(What the task requires): Pull out every line of the listing below where "text" appears.
────
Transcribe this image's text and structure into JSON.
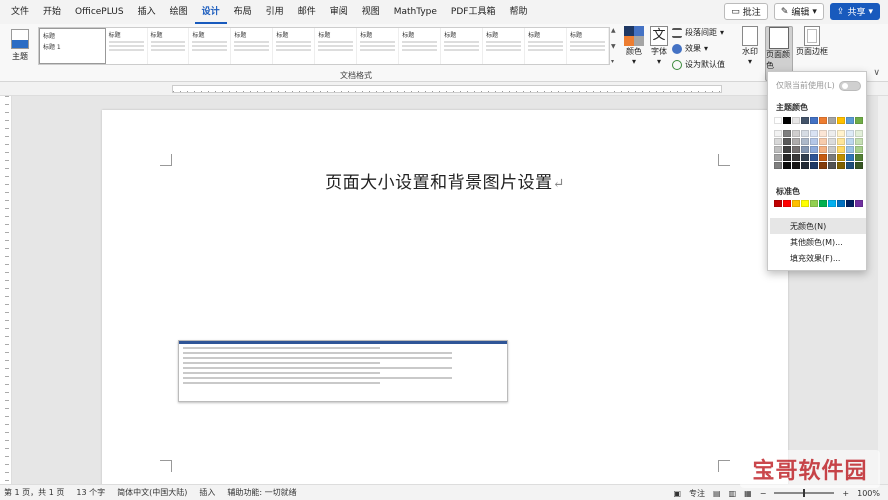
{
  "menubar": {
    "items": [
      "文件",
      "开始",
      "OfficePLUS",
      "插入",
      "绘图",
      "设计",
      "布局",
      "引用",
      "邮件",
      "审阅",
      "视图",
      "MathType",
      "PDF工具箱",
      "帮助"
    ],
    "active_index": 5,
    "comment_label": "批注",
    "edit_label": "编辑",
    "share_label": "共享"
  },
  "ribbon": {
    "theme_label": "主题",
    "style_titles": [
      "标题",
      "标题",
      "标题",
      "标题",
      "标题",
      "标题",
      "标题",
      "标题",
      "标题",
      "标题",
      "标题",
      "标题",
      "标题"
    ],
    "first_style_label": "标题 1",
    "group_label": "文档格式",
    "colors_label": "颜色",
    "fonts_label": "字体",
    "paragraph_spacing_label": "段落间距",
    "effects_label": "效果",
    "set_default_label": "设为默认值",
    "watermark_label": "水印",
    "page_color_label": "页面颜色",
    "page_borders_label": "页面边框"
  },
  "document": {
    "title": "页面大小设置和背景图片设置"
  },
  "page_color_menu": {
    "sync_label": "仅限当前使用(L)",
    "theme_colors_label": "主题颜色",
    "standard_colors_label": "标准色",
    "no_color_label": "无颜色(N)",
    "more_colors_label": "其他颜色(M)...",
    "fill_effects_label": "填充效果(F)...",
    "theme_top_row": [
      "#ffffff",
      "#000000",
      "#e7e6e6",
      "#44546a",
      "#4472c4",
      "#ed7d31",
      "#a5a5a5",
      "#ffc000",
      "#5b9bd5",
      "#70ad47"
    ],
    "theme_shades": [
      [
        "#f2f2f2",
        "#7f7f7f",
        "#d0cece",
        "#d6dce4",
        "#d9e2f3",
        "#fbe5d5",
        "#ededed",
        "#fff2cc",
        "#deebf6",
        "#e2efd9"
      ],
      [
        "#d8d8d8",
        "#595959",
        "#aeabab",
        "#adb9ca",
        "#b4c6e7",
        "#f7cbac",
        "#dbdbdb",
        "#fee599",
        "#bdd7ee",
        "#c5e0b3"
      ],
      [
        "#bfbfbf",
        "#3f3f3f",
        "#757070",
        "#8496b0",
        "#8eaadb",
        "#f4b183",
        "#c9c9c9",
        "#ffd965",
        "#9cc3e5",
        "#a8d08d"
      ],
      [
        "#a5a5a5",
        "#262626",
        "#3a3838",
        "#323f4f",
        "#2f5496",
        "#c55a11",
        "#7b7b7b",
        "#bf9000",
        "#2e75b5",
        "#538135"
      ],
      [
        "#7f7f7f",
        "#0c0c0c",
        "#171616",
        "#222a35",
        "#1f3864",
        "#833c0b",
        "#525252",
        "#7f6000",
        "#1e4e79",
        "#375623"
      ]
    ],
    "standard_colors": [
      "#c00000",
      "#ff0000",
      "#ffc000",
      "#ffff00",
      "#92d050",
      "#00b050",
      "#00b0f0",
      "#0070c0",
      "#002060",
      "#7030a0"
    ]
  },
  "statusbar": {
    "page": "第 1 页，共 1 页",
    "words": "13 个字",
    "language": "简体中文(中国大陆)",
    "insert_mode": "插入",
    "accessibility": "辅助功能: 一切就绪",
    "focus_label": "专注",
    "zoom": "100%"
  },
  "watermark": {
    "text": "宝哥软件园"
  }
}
────
(Exercise answer):
Transcribe this image's text and structure into JSON.
    "text": "宝哥软件园"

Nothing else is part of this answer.